§ YOUR TASK:
Every record must appear in your copy exactly as written, with no pictures.

§ DATA SHOWN:
════════════════

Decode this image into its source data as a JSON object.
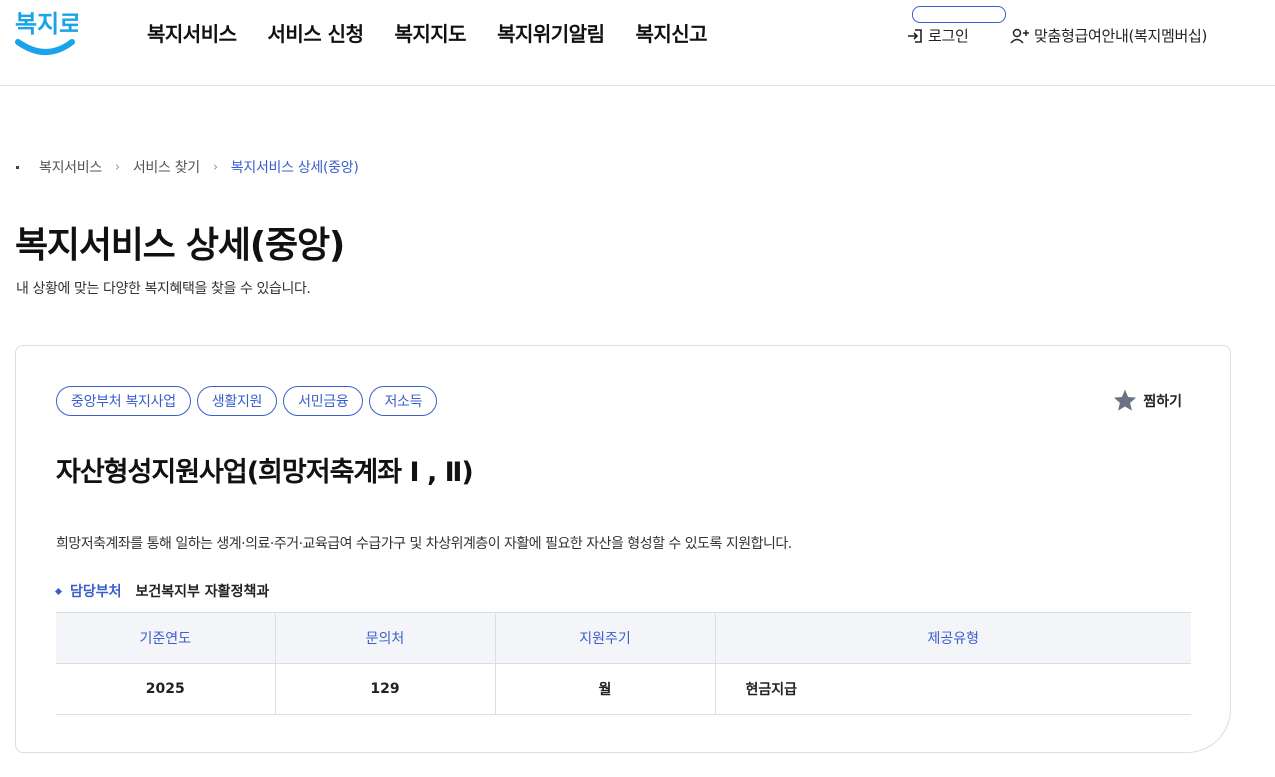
{
  "header": {
    "logo_text": "복지로",
    "nav": [
      "복지서비스",
      "서비스 신청",
      "복지지도",
      "복지위기알림",
      "복지신고"
    ],
    "login_label": "로그인",
    "member_label": "맞춤형급여안내(복지멤버십)"
  },
  "breadcrumb": [
    "복지서비스",
    "서비스 찾기",
    "복지서비스 상세(중앙)"
  ],
  "page": {
    "title": "복지서비스 상세(중앙)",
    "description": "내 상황에 맞는 다양한 복지혜택을 찾을 수 있습니다."
  },
  "service": {
    "tags": [
      "중앙부처 복지사업",
      "생활지원",
      "서민금융",
      "저소득"
    ],
    "bookmark_label": "찜하기",
    "title": "자산형성지원사업(희망저축계좌 Ⅰ , Ⅱ)",
    "description": "희망저축계좌를 통해 일하는 생계·의료·주거·교육급여 수급가구 및 차상위계층이 자활에 필요한 자산을 형성할 수 있도록 지원합니다.",
    "dept_label": "담당부처",
    "dept_value": "보건복지부 자활정책과",
    "table": {
      "headers": [
        "기준연도",
        "문의처",
        "지원주기",
        "제공유형"
      ],
      "row": [
        "2025",
        "129",
        "월",
        "현금지급"
      ]
    }
  },
  "colors": {
    "accent": "#3a5fcd",
    "logo_blue": "#1aa3e8",
    "header_bg": "#f3f5f9"
  }
}
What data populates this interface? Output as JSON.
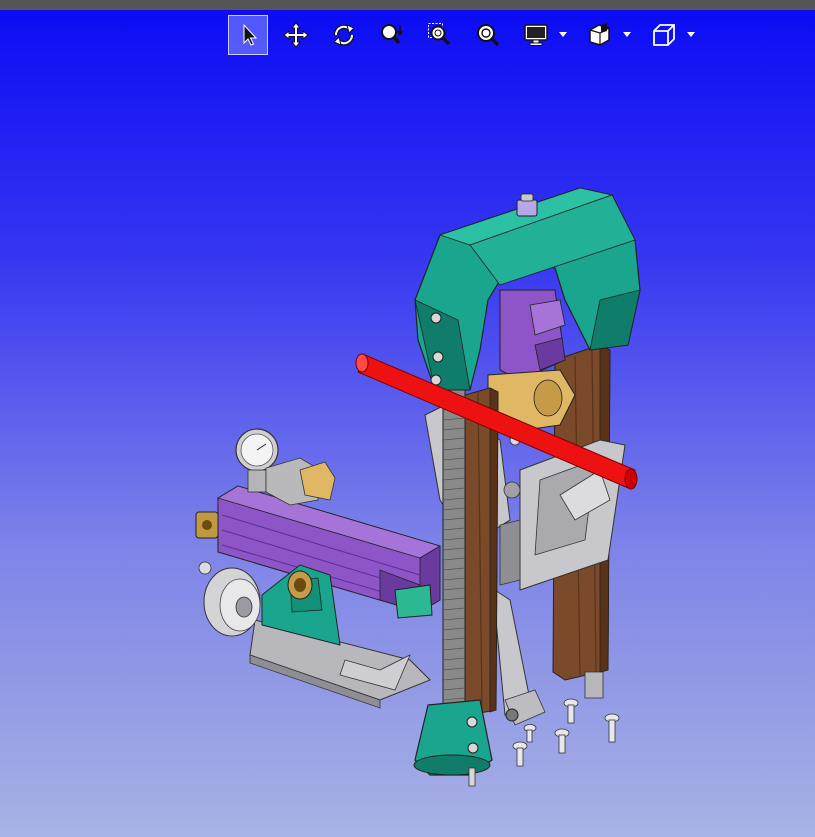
{
  "viewer": {
    "background_top": "#0a0af5",
    "background_bottom": "#a8b2e4",
    "topbar_color": "#555555"
  },
  "toolbar": {
    "buttons": [
      {
        "id": "select",
        "icon": "select-arrow-icon",
        "active": true
      },
      {
        "id": "pan",
        "icon": "pan-move-icon",
        "active": false
      },
      {
        "id": "rotate",
        "icon": "rotate-icon",
        "active": false
      },
      {
        "id": "zoom-dynamic",
        "icon": "zoom-dynamic-icon",
        "active": false
      },
      {
        "id": "zoom-window",
        "icon": "zoom-window-icon",
        "active": false
      },
      {
        "id": "zoom-fit",
        "icon": "zoom-fit-icon",
        "active": false
      },
      {
        "id": "display-mode",
        "icon": "display-monitor-icon",
        "active": false,
        "has_dropdown": true
      },
      {
        "id": "section",
        "icon": "section-cut-icon",
        "active": false,
        "has_dropdown": true
      },
      {
        "id": "view-orientation",
        "icon": "view-cube-icon",
        "active": false,
        "has_dropdown": true
      }
    ]
  },
  "model": {
    "colors": {
      "clamp": "#1aa58e",
      "clamp_dark": "#0f7d6a",
      "rail": "#7a4a2a",
      "leadscrew": "#8a8a8a",
      "purple": "#8e55c8",
      "purple_dark": "#6a3aa0",
      "tan": "#e0b865",
      "red_rod": "#ee1111",
      "steel": "#c8c8cc",
      "steel_dark": "#8e8e94"
    }
  }
}
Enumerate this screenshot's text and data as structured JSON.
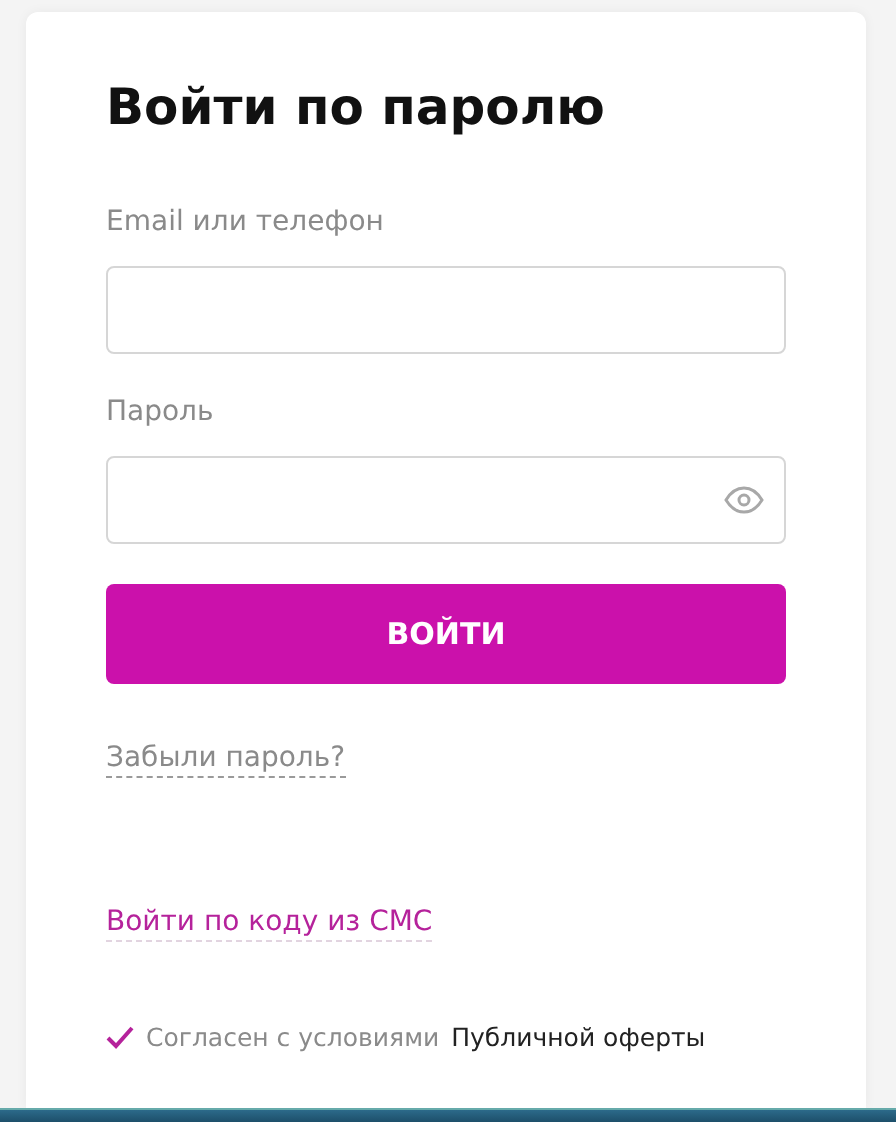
{
  "title": "Войти по паролю",
  "fields": [
    {
      "label": "Email или телефон",
      "kind": "text"
    },
    {
      "label": "Пароль",
      "kind": "password"
    }
  ],
  "submit_button": "ВОЙТИ",
  "forgot_link": "Забыли пароль?",
  "sms_link": "Войти по коду из СМС",
  "consent": {
    "checked": true,
    "text": "Согласен с условиями",
    "link": "Публичной оферты"
  }
}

════════════════

§ RESULT OF THIS EXERCISE:
Decode this image into its source data as a JSON object.
{
  "header": {
    "logo_text": "복지로",
    "nav": [
      "복지서비스",
      "서비스 신청",
      "복지지도",
      "복지위기알림",
      "복지신고"
    ],
    "login_label": "로그인",
    "member_label": "맞춤형급여안내(복지멤버십)"
  },
  "breadcrumb": [
    "복지서비스",
    "서비스 찾기",
    "복지서비스 상세(중앙)"
  ],
  "page": {
    "title": "복지서비스 상세(중앙)",
    "description": "내 상황에 맞는 다양한 복지혜택을 찾을 수 있습니다."
  },
  "service": {
    "tags": [
      "중앙부처 복지사업",
      "생활지원",
      "서민금융",
      "저소득"
    ],
    "bookmark_label": "찜하기",
    "title": "자산형성지원사업(희망저축계좌 Ⅰ , Ⅱ)",
    "description": "희망저축계좌를 통해 일하는 생계·의료·주거·교육급여 수급가구 및 차상위계층이 자활에 필요한 자산을 형성할 수 있도록 지원합니다.",
    "dept_label": "담당부처",
    "dept_value": "보건복지부 자활정책과",
    "table": {
      "headers": [
        "기준연도",
        "문의처",
        "지원주기",
        "제공유형"
      ],
      "row": [
        "2025",
        "129",
        "월",
        "현금지급"
      ]
    }
  },
  "colors": {
    "accent": "#3a5fcd",
    "logo_blue": "#1aa3e8",
    "header_bg": "#f3f5f9"
  }
}
What data populates this interface? Output as JSON.
{
  "viewer": {
    "background_top": "#0a0af5",
    "background_bottom": "#a8b2e4",
    "topbar_color": "#555555"
  },
  "toolbar": {
    "buttons": [
      {
        "id": "select",
        "icon": "select-arrow-icon",
        "active": true
      },
      {
        "id": "pan",
        "icon": "pan-move-icon",
        "active": false
      },
      {
        "id": "rotate",
        "icon": "rotate-icon",
        "active": false
      },
      {
        "id": "zoom-dynamic",
        "icon": "zoom-dynamic-icon",
        "active": false
      },
      {
        "id": "zoom-window",
        "icon": "zoom-window-icon",
        "active": false
      },
      {
        "id": "zoom-fit",
        "icon": "zoom-fit-icon",
        "active": false
      },
      {
        "id": "display-mode",
        "icon": "display-monitor-icon",
        "active": false,
        "has_dropdown": true
      },
      {
        "id": "section",
        "icon": "section-cut-icon",
        "active": false,
        "has_dropdown": true
      },
      {
        "id": "view-orientation",
        "icon": "view-cube-icon",
        "active": false,
        "has_dropdown": true
      }
    ]
  },
  "model": {
    "colors": {
      "clamp": "#1aa58e",
      "clamp_dark": "#0f7d6a",
      "rail": "#7a4a2a",
      "leadscrew": "#8a8a8a",
      "purple": "#8e55c8",
      "purple_dark": "#6a3aa0",
      "tan": "#e0b865",
      "red_rod": "#ee1111",
      "steel": "#c8c8cc",
      "steel_dark": "#8e8e94"
    }
  }
}
Enumerate this screenshot's text and data as structured JSON.
{
  "title": "Войти по паролю",
  "fields": [
    {
      "label": "Email или телефон",
      "kind": "text"
    },
    {
      "label": "Пароль",
      "kind": "password"
    }
  ],
  "submit_button": "ВОЙТИ",
  "forgot_link": "Забыли пароль?",
  "sms_link": "Войти по коду из СМС",
  "consent": {
    "checked": true,
    "text": "Согласен с условиями",
    "link": "Публичной оферты"
  }
}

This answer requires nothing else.